• _Exercise goal_: For the listing below, give the count of lines containing the string "Arrissoules" and nothing else.

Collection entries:
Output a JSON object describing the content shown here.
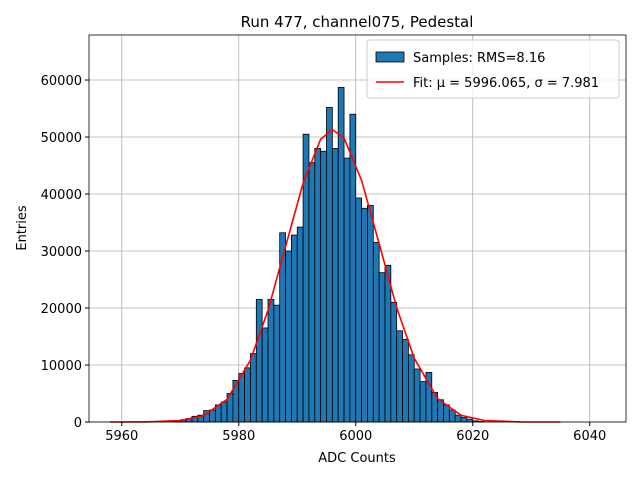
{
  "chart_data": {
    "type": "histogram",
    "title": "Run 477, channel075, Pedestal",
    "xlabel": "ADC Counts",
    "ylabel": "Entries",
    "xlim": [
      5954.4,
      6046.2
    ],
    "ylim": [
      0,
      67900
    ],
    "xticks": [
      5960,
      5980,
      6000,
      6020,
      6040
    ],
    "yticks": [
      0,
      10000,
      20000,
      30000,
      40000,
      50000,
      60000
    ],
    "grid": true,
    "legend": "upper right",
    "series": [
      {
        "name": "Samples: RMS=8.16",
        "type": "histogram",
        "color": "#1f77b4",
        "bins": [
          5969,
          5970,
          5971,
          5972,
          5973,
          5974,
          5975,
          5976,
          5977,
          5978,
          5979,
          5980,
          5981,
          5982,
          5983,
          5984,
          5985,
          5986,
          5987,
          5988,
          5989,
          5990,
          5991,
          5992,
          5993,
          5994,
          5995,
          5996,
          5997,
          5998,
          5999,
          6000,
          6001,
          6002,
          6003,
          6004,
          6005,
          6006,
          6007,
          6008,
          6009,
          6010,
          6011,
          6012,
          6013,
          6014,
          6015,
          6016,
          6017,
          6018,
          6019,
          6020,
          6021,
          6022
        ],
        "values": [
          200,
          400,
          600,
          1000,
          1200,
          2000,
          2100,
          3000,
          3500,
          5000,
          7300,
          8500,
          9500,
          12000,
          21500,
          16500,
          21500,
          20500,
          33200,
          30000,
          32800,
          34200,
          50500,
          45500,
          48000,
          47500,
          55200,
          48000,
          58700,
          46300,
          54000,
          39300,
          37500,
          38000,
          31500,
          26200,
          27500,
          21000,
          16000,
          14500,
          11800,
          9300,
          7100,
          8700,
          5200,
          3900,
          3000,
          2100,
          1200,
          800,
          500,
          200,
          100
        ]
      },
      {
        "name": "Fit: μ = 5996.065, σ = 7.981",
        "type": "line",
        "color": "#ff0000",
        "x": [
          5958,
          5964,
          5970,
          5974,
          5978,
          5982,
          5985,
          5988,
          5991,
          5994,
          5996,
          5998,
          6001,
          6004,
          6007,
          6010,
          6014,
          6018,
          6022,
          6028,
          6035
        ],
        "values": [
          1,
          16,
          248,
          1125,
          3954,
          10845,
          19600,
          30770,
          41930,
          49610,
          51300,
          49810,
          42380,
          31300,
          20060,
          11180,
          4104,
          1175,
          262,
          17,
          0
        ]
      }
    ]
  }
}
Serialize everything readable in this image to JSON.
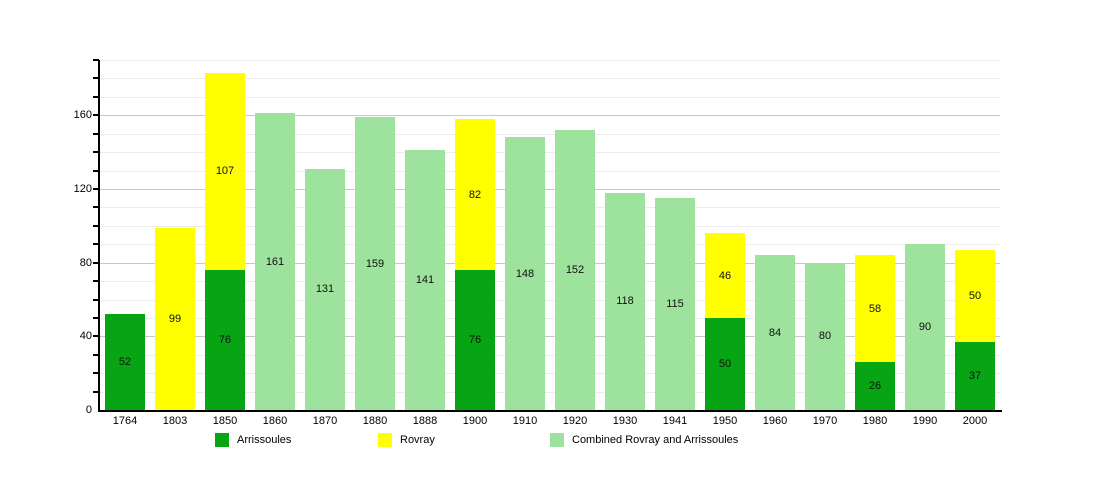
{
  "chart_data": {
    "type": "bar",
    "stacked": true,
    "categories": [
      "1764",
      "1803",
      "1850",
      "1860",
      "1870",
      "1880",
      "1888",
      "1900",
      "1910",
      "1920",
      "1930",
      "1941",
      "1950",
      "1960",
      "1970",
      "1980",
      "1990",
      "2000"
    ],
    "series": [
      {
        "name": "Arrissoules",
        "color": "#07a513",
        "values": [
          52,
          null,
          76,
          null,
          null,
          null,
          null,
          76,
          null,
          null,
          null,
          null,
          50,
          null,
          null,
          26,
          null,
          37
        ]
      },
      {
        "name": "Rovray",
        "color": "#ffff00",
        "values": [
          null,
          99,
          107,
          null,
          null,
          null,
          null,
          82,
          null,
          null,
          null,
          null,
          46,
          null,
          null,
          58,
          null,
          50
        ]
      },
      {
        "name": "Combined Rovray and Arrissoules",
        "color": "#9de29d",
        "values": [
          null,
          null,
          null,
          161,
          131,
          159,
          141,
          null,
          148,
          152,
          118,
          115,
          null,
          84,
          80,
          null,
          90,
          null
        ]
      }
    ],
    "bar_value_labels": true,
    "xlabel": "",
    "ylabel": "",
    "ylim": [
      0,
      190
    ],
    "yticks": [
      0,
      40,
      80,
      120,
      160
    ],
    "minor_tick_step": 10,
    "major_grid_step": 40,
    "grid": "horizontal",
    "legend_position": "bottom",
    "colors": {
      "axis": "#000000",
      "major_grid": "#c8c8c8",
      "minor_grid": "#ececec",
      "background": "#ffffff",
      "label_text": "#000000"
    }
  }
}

• _The answer_: 2